Given exercise: Give the material again from its first line through the line containing "- scope-cell: Chinese", with "size-cell" renamed to "size-box" and everything else left unchanged.
# Given data start
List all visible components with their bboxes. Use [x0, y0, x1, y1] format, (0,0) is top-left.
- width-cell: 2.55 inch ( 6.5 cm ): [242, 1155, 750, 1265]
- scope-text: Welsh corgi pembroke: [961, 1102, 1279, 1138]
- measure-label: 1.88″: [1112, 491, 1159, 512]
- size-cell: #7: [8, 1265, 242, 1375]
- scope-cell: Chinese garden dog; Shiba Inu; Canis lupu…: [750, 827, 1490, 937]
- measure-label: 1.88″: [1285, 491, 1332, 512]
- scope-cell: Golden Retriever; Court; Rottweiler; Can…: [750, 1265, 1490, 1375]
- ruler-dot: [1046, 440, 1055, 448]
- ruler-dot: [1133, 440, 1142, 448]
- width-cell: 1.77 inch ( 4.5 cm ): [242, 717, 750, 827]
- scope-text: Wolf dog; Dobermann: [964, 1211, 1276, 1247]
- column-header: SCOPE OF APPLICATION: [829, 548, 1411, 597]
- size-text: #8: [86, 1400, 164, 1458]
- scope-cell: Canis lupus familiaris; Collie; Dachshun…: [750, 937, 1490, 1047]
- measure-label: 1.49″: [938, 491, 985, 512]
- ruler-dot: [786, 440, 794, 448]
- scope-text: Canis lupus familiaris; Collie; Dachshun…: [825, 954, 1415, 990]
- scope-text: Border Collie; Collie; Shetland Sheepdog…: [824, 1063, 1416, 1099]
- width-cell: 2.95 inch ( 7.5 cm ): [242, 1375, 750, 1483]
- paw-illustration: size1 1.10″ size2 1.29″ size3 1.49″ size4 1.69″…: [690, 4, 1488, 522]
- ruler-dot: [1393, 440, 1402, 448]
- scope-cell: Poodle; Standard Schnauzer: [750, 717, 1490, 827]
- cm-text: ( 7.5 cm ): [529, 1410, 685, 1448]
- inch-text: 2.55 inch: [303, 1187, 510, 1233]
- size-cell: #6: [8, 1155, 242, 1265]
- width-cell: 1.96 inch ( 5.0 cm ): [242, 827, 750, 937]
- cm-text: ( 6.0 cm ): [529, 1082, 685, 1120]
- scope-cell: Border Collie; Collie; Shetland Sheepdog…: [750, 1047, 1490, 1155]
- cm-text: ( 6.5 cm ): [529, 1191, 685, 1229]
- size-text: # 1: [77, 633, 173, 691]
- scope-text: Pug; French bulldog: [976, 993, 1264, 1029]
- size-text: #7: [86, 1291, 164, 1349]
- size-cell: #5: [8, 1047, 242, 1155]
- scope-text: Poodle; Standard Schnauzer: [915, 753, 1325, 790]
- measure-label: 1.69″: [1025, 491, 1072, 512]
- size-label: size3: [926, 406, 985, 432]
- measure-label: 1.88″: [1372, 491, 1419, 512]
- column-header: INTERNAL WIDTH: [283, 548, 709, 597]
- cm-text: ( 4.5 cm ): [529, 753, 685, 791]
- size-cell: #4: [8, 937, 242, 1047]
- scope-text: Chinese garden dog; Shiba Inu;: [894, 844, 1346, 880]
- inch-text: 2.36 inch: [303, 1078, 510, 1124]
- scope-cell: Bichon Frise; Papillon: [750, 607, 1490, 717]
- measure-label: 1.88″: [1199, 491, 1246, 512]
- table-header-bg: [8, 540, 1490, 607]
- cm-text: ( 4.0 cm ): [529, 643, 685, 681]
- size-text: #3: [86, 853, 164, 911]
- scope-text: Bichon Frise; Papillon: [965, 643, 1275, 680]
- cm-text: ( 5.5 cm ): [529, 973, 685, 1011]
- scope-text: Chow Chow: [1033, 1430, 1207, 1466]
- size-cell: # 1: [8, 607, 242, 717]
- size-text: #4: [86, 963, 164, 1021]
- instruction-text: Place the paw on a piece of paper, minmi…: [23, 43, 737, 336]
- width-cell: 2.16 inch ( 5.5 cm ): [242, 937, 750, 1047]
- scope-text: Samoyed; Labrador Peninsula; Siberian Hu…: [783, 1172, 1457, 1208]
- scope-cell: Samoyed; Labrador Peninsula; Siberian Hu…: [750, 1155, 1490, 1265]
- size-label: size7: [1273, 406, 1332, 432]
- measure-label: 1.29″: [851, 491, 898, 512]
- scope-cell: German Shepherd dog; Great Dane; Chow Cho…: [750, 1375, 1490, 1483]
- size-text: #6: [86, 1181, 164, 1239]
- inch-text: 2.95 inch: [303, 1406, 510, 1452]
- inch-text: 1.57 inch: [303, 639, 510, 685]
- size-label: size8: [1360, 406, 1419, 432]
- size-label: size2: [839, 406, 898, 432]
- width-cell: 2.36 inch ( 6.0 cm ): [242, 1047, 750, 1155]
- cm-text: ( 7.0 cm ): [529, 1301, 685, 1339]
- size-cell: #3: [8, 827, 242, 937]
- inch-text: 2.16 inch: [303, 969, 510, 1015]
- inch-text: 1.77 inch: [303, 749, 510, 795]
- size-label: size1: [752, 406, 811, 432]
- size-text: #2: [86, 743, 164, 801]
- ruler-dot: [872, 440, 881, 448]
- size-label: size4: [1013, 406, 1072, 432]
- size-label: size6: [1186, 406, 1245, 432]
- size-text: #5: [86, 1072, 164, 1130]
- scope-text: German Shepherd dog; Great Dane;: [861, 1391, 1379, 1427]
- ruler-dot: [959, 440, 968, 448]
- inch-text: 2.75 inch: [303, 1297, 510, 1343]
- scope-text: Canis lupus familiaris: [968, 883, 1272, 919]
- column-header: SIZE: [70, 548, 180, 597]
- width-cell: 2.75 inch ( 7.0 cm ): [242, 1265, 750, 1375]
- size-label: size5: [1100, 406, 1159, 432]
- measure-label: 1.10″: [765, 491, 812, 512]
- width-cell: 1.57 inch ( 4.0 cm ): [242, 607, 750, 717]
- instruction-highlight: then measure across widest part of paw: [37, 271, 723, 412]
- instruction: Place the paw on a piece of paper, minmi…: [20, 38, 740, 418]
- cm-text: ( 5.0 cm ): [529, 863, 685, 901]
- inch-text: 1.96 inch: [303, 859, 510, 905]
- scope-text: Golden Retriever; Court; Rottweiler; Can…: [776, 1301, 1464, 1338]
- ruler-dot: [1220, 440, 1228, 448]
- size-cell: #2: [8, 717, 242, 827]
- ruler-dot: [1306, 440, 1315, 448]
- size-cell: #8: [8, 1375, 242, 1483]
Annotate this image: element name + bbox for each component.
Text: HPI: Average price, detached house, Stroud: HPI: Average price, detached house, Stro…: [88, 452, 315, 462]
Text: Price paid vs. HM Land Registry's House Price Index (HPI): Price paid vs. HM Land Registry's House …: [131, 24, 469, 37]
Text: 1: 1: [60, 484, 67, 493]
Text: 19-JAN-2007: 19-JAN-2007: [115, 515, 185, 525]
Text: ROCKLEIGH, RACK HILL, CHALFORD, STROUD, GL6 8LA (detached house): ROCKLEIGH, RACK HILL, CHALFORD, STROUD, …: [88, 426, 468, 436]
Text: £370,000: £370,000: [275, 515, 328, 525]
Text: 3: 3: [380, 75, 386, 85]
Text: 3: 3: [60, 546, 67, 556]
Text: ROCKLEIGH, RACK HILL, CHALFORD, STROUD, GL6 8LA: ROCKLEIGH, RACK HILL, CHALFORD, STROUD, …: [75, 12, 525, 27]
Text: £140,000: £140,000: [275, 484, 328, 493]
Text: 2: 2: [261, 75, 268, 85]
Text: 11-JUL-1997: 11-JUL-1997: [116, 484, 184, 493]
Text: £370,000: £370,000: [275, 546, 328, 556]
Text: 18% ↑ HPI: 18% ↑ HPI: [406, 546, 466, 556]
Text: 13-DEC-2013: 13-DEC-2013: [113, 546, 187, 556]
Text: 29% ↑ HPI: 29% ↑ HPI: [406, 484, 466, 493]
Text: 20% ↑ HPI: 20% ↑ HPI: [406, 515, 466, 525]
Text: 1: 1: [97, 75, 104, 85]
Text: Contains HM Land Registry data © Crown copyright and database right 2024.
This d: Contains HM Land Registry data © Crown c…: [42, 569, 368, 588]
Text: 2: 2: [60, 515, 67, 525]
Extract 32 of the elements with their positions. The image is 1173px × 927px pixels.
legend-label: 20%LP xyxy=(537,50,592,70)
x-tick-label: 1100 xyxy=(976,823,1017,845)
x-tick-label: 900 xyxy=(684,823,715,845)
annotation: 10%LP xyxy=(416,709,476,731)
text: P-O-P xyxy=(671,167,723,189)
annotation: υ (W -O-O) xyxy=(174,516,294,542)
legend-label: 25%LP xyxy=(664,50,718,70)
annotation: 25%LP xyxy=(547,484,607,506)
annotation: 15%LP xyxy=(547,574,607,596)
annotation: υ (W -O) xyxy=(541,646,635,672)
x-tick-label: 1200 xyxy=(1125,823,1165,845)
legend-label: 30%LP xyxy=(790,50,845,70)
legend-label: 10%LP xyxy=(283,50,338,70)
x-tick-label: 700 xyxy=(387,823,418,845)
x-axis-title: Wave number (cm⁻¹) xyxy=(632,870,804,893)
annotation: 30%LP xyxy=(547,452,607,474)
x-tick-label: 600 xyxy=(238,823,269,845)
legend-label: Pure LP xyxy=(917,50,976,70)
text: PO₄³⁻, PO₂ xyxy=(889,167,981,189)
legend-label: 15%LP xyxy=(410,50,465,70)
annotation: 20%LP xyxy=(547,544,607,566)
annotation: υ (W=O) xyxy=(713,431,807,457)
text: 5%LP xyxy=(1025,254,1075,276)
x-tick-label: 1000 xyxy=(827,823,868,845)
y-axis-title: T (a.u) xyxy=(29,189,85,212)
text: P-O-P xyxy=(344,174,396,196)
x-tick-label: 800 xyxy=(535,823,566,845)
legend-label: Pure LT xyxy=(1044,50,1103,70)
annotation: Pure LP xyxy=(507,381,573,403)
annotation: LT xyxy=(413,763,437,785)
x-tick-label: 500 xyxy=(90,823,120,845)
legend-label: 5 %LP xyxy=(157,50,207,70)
# Given data end
Task answer:
List all visible components with their bboxes. Use [x0, y0, x1, y1] format, (0,0) is top-left.
- width-cell: 2.55 inch ( 6.5 cm ): [242, 1155, 750, 1265]
- scope-text: Welsh corgi pembroke: [961, 1102, 1279, 1138]
- measure-label: 1.88″: [1112, 491, 1159, 512]
- size-box: #7: [8, 1265, 242, 1375]
- scope-cell: Chinese garden dog; Shiba Inu; Canis lupu…: [750, 827, 1490, 937]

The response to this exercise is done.